**LISTED RECORDS**

::::

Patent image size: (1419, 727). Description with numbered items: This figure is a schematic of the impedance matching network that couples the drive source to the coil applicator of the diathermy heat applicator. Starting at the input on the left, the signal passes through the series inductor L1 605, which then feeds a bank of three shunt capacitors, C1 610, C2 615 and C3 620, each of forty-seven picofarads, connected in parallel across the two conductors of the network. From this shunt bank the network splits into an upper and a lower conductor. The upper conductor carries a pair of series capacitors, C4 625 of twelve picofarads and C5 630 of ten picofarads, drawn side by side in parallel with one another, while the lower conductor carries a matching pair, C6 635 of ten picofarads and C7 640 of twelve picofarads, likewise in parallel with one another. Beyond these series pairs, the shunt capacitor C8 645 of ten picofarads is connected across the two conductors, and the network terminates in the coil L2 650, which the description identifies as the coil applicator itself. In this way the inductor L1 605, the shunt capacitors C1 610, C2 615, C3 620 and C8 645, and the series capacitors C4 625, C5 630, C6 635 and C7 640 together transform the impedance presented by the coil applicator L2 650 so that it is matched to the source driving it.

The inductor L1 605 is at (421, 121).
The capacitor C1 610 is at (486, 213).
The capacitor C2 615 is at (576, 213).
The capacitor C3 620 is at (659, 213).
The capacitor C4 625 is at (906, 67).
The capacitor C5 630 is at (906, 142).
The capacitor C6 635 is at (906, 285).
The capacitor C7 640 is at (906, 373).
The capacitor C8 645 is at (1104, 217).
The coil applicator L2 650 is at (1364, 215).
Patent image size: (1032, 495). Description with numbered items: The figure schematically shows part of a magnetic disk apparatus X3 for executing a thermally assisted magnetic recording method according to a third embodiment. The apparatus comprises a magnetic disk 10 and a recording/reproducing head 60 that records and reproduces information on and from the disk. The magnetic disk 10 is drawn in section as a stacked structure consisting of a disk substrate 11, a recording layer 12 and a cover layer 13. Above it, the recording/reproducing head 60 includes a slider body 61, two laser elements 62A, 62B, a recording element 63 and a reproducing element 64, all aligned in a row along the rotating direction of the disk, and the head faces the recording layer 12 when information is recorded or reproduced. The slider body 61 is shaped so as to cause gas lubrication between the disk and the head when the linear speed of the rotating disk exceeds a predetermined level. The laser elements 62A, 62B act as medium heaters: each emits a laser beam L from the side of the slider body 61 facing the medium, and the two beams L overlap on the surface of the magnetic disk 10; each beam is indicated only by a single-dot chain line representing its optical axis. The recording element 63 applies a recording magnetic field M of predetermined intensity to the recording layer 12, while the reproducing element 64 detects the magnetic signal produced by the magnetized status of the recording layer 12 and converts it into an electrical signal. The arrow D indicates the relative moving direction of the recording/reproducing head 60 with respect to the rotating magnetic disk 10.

::::

**SET PROBLEM**
Please copy the material above line for line, changing nothing.

**WRITTEN SOLUTION**
Patent image size: (1419, 727). Description with numbered items: This figure is a schematic of the impedance matching network that couples the drive source to the coil applicator of the diathermy heat applicator. Starting at the input on the left, the signal passes through the series inductor L1 605, which then feeds a bank of three shunt capacitors, C1 610, C2 615 and C3 620, each of forty-seven picofarads, connected in parallel across the two conductors of the network. From this shunt bank the network splits into an upper and a lower conductor. The upper conductor carries a pair of series capacitors, C4 625 of twelve picofarads and C5 630 of ten picofarads, drawn side by side in parallel with one another, while the lower conductor carries a matching pair, C6 635 of ten picofarads and C7 640 of twelve picofarads, likewise in parallel with one another. Beyond these series pairs, the shunt capacitor C8 645 of ten picofarads is connected across the two conductors, and the network terminates in the coil L2 650, which the description identifies as the coil applicator itself. In this way the inductor L1 605, the shunt capacitors C1 610, C2 615, C3 620 and C8 645, and the series capacitors C4 625, C5 630, C6 635 and C7 640 together transform the impedance presented by the coil applicator L2 650 so that it is matched to the source driving it.

The inductor L1 605 is at (421, 121).
The capacitor C1 610 is at (486, 213).
The capacitor C2 615 is at (576, 213).
The capacitor C3 620 is at (659, 213).
The capacitor C4 625 is at (906, 67).
The capacitor C5 630 is at (906, 142).
The capacitor C6 635 is at (906, 285).
The capacitor C7 640 is at (906, 373).
The capacitor C8 645 is at (1104, 217).
The coil applicator L2 650 is at (1364, 215).
Patent image size: (1032, 495). Description with numbered items: The figure schematically shows part of a magnetic disk apparatus X3 for executing a thermally assisted magnetic recording method according to a third embodiment. The apparatus comprises a magnetic disk 10 and a recording/reproducing head 60 that records and reproduces information on and from the disk. The magnetic disk 10 is drawn in section as a stacked structure consisting of a disk substrate 11, a recording layer 12 and a cover layer 13. Above it, the recording/reproducing head 60 includes a slider body 61, two laser elements 62A, 62B, a recording element 63 and a reproducing element 64, all aligned in a row along the rotating direction of the disk, and the head faces the recording layer 12 when information is recorded or reproduced. The slider body 61 is shaped so as to cause gas lubrication between the disk and the head when the linear speed of the rotating disk exceeds a predetermined level. The laser elements 62A, 62B act as medium heaters: each emits a laser beam L from the side of the slider body 61 facing the medium, and the two beams L overlap on the surface of the magnetic disk 10; each beam is indicated only by a single-dot chain line representing its optical axis. The recording element 63 applies a recording magnetic field M of predetermined intensity to the recording layer 12, while the reproducing element 64 detects the magnetic signal produced by the magnetized status of the recording layer 12 and converts it into an electrical signal. The arrow D indicates the relative moving direction of the recording/reproducing head 60 with respect to the rotating magnetic disk 10.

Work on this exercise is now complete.